[START Source material]

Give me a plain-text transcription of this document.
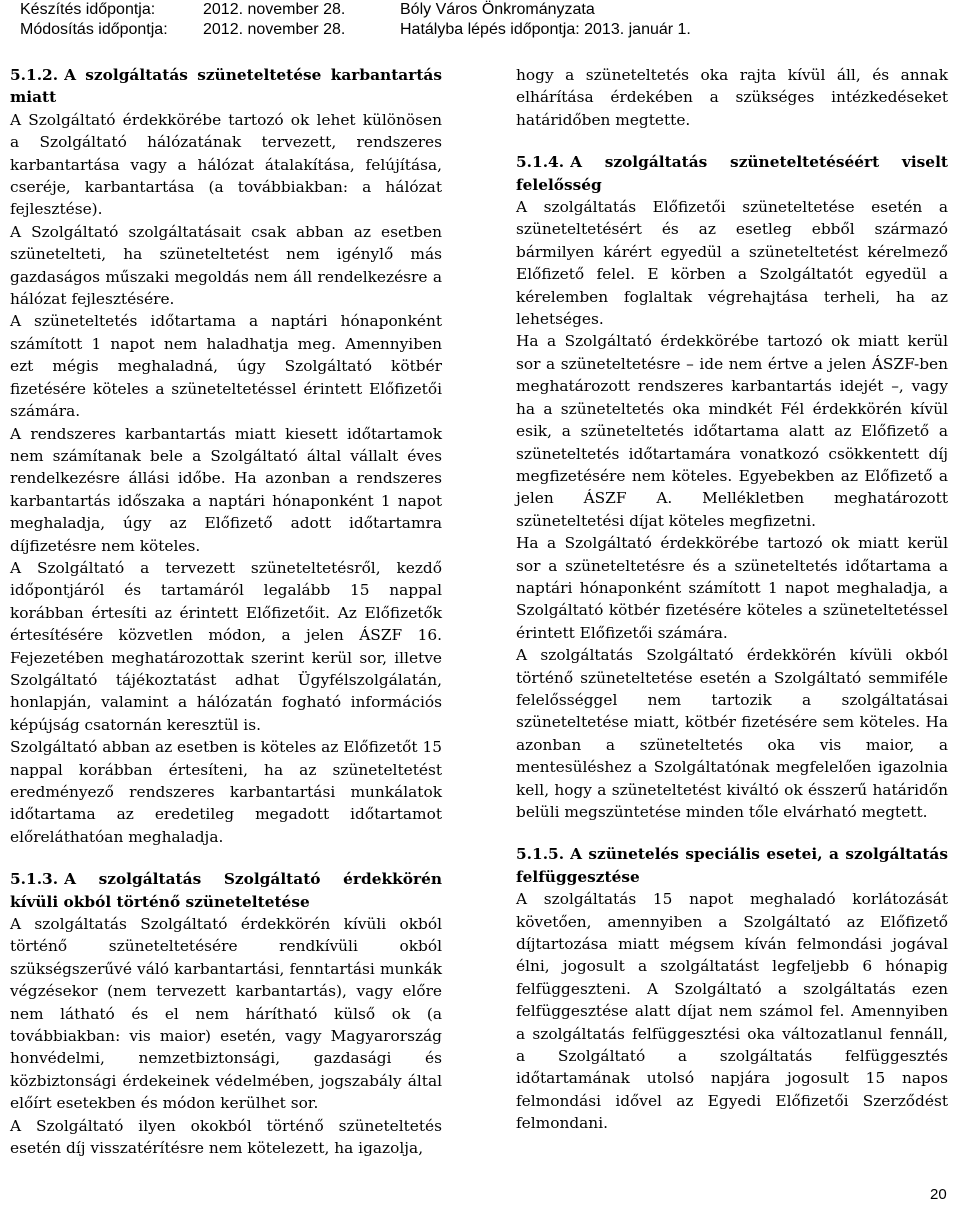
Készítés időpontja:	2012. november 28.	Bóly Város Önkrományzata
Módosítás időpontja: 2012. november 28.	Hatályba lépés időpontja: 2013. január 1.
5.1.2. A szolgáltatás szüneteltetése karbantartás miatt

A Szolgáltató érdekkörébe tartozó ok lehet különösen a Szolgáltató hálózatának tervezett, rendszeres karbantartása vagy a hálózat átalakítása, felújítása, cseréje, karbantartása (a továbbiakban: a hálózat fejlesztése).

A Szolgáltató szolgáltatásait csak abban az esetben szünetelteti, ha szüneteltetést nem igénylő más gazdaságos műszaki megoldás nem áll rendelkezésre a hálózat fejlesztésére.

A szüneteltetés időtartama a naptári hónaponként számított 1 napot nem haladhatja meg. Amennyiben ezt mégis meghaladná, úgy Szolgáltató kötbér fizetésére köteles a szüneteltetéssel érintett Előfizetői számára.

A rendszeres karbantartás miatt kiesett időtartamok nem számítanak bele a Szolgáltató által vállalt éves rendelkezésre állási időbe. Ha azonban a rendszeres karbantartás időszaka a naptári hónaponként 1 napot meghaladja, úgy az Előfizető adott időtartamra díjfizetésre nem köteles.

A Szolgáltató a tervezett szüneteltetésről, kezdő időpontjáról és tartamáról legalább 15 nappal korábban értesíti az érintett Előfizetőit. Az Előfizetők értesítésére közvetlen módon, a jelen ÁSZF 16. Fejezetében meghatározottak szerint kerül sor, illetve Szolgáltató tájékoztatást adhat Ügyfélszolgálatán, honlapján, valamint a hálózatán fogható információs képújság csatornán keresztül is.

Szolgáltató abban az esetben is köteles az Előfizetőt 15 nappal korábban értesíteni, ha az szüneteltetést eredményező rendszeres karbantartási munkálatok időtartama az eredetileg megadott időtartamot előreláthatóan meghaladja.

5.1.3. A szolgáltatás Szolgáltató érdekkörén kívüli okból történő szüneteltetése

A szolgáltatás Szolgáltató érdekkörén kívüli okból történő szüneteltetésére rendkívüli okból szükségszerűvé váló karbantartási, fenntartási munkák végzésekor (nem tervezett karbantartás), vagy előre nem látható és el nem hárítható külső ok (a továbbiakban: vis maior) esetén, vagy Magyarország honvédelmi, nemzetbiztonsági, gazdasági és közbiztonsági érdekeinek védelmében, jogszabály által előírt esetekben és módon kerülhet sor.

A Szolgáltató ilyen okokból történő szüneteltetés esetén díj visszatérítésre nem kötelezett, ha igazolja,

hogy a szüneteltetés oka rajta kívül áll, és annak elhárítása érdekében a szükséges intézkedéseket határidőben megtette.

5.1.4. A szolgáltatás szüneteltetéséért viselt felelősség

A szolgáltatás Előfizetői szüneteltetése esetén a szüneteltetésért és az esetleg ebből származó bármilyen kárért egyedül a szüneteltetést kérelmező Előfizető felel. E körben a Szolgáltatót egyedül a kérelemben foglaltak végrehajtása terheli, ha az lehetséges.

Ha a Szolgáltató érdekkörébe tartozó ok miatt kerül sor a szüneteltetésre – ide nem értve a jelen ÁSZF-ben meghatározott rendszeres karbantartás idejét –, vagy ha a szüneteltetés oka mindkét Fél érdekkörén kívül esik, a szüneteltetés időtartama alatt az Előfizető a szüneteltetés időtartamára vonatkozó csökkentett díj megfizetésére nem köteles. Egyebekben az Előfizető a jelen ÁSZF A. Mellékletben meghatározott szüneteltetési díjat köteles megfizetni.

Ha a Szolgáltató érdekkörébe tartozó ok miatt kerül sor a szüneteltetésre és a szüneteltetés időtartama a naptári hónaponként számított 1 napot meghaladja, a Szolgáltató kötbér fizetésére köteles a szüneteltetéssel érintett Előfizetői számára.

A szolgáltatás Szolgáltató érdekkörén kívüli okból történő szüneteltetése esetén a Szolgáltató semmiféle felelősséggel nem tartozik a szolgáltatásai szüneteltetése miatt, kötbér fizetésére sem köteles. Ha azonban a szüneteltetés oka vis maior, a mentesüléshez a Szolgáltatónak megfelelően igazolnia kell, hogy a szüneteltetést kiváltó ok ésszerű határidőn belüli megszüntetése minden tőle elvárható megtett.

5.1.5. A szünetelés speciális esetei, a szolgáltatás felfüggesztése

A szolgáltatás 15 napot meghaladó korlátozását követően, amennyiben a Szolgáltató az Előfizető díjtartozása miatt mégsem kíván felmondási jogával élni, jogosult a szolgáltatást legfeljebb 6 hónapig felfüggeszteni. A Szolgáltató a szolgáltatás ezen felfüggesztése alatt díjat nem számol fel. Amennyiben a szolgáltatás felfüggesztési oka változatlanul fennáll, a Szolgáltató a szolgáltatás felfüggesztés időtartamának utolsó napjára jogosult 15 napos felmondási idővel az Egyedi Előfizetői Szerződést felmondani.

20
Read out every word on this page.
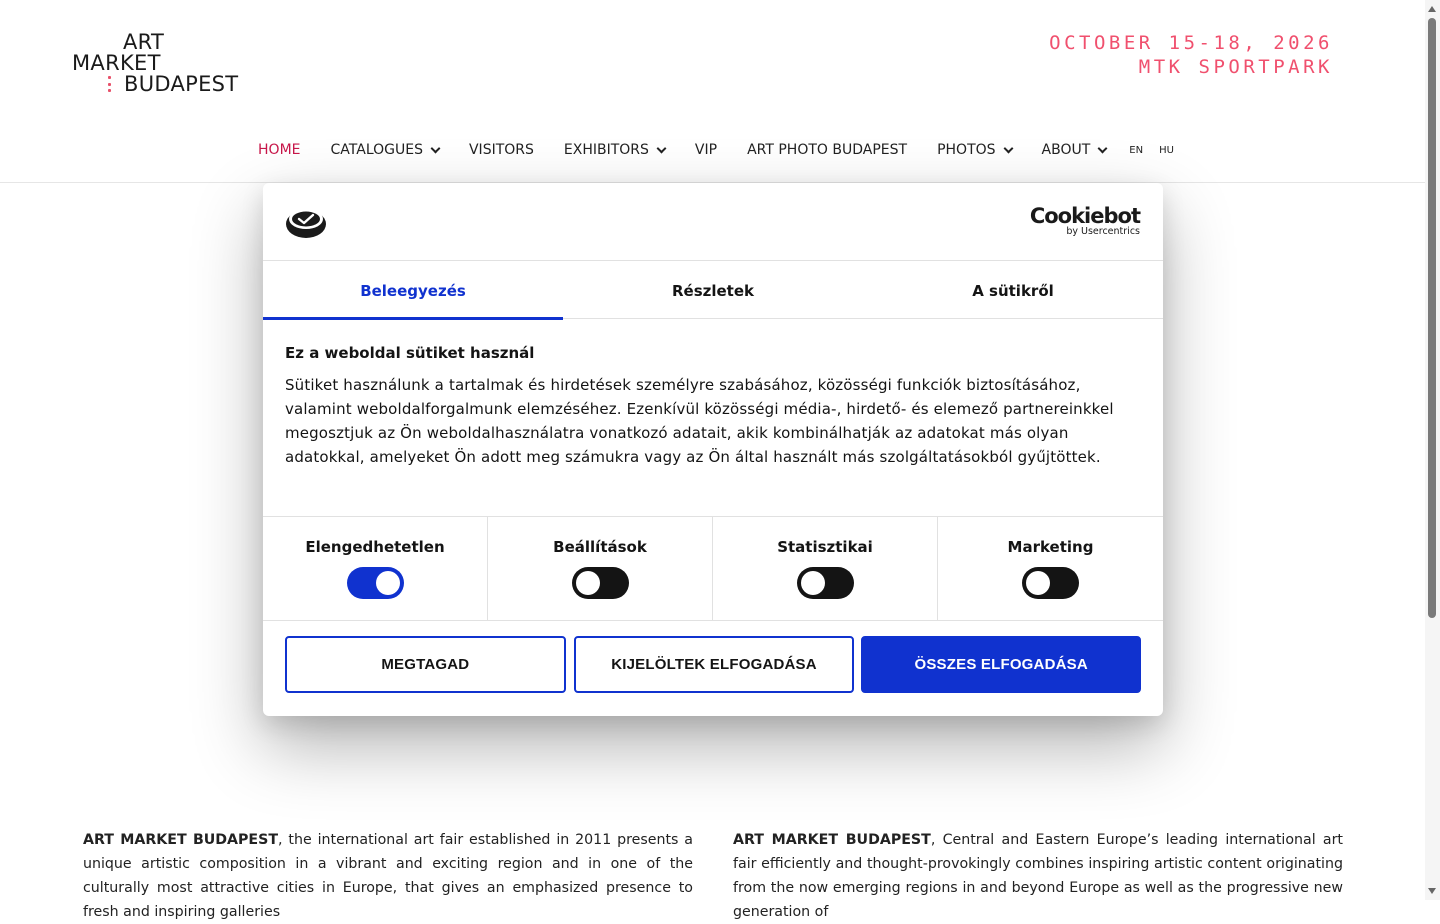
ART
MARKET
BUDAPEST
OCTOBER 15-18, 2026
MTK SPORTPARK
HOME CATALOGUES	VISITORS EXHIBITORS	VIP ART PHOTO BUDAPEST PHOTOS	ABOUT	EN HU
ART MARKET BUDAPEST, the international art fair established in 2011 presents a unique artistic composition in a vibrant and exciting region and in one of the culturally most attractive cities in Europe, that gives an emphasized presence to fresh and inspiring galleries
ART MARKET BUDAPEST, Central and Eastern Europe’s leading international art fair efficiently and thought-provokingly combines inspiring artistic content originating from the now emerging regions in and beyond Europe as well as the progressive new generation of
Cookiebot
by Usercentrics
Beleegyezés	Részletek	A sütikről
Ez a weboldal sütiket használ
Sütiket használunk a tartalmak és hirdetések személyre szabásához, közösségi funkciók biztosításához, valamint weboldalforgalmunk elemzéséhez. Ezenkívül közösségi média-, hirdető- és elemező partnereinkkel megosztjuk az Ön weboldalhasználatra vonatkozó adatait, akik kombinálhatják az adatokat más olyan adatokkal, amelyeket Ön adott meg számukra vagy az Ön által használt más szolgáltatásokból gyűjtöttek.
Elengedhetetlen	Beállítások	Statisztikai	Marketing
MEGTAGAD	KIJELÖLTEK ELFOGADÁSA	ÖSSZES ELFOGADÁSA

[END Source material]

Set every line down exactly as written, leaving each picture out.

Give me a plain-text transcription of this document.
Készítés időpontja:	2012. november 28.	Bóly Város Önkrományzata
Módosítás időpontja: 2012. november 28.	Hatályba lépés időpontja: 2013. január 1.
5.1.2. A szolgáltatás szüneteltetése karbantartás miatt

A Szolgáltató érdekkörébe tartozó ok lehet különösen a Szolgáltató hálózatának tervezett, rendszeres karbantartása vagy a hálózat átalakítása, felújítása, cseréje, karbantartása (a továbbiakban: a hálózat fejlesztése).

A Szolgáltató szolgáltatásait csak abban az esetben szünetelteti, ha szüneteltetést nem igénylő más gazdaságos műszaki megoldás nem áll rendelkezésre a hálózat fejlesztésére.

A szüneteltetés időtartama a naptári hónaponként számított 1 napot nem haladhatja meg. Amennyiben ezt mégis meghaladná, úgy Szolgáltató kötbér fizetésére köteles a szüneteltetéssel érintett Előfizetői számára.

A rendszeres karbantartás miatt kiesett időtartamok nem számítanak bele a Szolgáltató által vállalt éves rendelkezésre állási időbe. Ha azonban a rendszeres karbantartás időszaka a naptári hónaponként 1 napot meghaladja, úgy az Előfizető adott időtartamra díjfizetésre nem köteles.

A Szolgáltató a tervezett szüneteltetésről, kezdő időpontjáról és tartamáról legalább 15 nappal korábban értesíti az érintett Előfizetőit. Az Előfizetők értesítésére közvetlen módon, a jelen ÁSZF 16. Fejezetében meghatározottak szerint kerül sor, illetve Szolgáltató tájékoztatást adhat Ügyfélszolgálatán, honlapján, valamint a hálózatán fogható információs képújság csatornán keresztül is.

Szolgáltató abban az esetben is köteles az Előfizetőt 15 nappal korábban értesíteni, ha az szüneteltetést eredményező rendszeres karbantartási munkálatok időtartama az eredetileg megadott időtartamot előreláthatóan meghaladja.

5.1.3. A szolgáltatás Szolgáltató érdekkörén kívüli okból történő szüneteltetése

A szolgáltatás Szolgáltató érdekkörén kívüli okból történő szüneteltetésére rendkívüli okból szükségszerűvé váló karbantartási, fenntartási munkák végzésekor (nem tervezett karbantartás), vagy előre nem látható és el nem hárítható külső ok (a továbbiakban: vis maior) esetén, vagy Magyarország honvédelmi, nemzetbiztonsági, gazdasági és közbiztonsági érdekeinek védelmében, jogszabály által előírt esetekben és módon kerülhet sor.

A Szolgáltató ilyen okokból történő szüneteltetés esetén díj visszatérítésre nem kötelezett, ha igazolja,

hogy a szüneteltetés oka rajta kívül áll, és annak elhárítása érdekében a szükséges intézkedéseket határidőben megtette.

5.1.4. A szolgáltatás szüneteltetéséért viselt felelősség

A szolgáltatás Előfizetői szüneteltetése esetén a szüneteltetésért és az esetleg ebből származó bármilyen kárért egyedül a szüneteltetést kérelmező Előfizető felel. E körben a Szolgáltatót egyedül a kérelemben foglaltak végrehajtása terheli, ha az lehetséges.

Ha a Szolgáltató érdekkörébe tartozó ok miatt kerül sor a szüneteltetésre – ide nem értve a jelen ÁSZF-ben meghatározott rendszeres karbantartás idejét –, vagy ha a szüneteltetés oka mindkét Fél érdekkörén kívül esik, a szüneteltetés időtartama alatt az Előfizető a szüneteltetés időtartamára vonatkozó csökkentett díj megfizetésére nem köteles. Egyebekben az Előfizető a jelen ÁSZF A. Mellékletben meghatározott szüneteltetési díjat köteles megfizetni.

Ha a Szolgáltató érdekkörébe tartozó ok miatt kerül sor a szüneteltetésre és a szüneteltetés időtartama a naptári hónaponként számított 1 napot meghaladja, a Szolgáltató kötbér fizetésére köteles a szüneteltetéssel érintett Előfizetői számára.

A szolgáltatás Szolgáltató érdekkörén kívüli okból történő szüneteltetése esetén a Szolgáltató semmiféle felelősséggel nem tartozik a szolgáltatásai szüneteltetése miatt, kötbér fizetésére sem köteles. Ha azonban a szüneteltetés oka vis maior, a mentesüléshez a Szolgáltatónak megfelelően igazolnia kell, hogy a szüneteltetést kiváltó ok ésszerű határidőn belüli megszüntetése minden tőle elvárható megtett.

5.1.5. A szünetelés speciális esetei, a szolgáltatás felfüggesztése

A szolgáltatás 15 napot meghaladó korlátozását követően, amennyiben a Szolgáltató az Előfizető díjtartozása miatt mégsem kíván felmondási jogával élni, jogosult a szolgáltatást legfeljebb 6 hónapig felfüggeszteni. A Szolgáltató a szolgáltatás ezen felfüggesztése alatt díjat nem számol fel. Amennyiben a szolgáltatás felfüggesztési oka változatlanul fennáll, a Szolgáltató a szolgáltatás felfüggesztés időtartamának utolsó napjára jogosult 15 napos felmondási idővel az Egyedi Előfizetői Szerződést felmondani.

20
Read out every word on this page.
ART
MARKET
BUDAPEST
OCTOBER 15-18, 2026
MTK SPORTPARK
HOME CATALOGUES	VISITORS EXHIBITORS	VIP ART PHOTO BUDAPEST PHOTOS	ABOUT	EN HU
ART MARKET BUDAPEST, the international art fair established in 2011 presents a unique artistic composition in a vibrant and exciting region and in one of the culturally most attractive cities in Europe, that gives an emphasized presence to fresh and inspiring galleries
ART MARKET BUDAPEST, Central and Eastern Europe’s leading international art fair efficiently and thought-provokingly combines inspiring artistic content originating from the now emerging regions in and beyond Europe as well as the progressive new generation of
Cookiebot
by Usercentrics
Beleegyezés	Részletek	A sütikről
Ez a weboldal sütiket használ
Sütiket használunk a tartalmak és hirdetések személyre szabásához, közösségi funkciók biztosításához, valamint weboldalforgalmunk elemzéséhez. Ezenkívül közösségi média-, hirdető- és elemező partnereinkkel megosztjuk az Ön weboldalhasználatra vonatkozó adatait, akik kombinálhatják az adatokat más olyan adatokkal, amelyeket Ön adott meg számukra vagy az Ön által használt más szolgáltatásokból gyűjtöttek.
Elengedhetetlen	Beállítások	Statisztikai	Marketing
MEGTAGAD	KIJELÖLTEK ELFOGADÁSA	ÖSSZES ELFOGADÁSA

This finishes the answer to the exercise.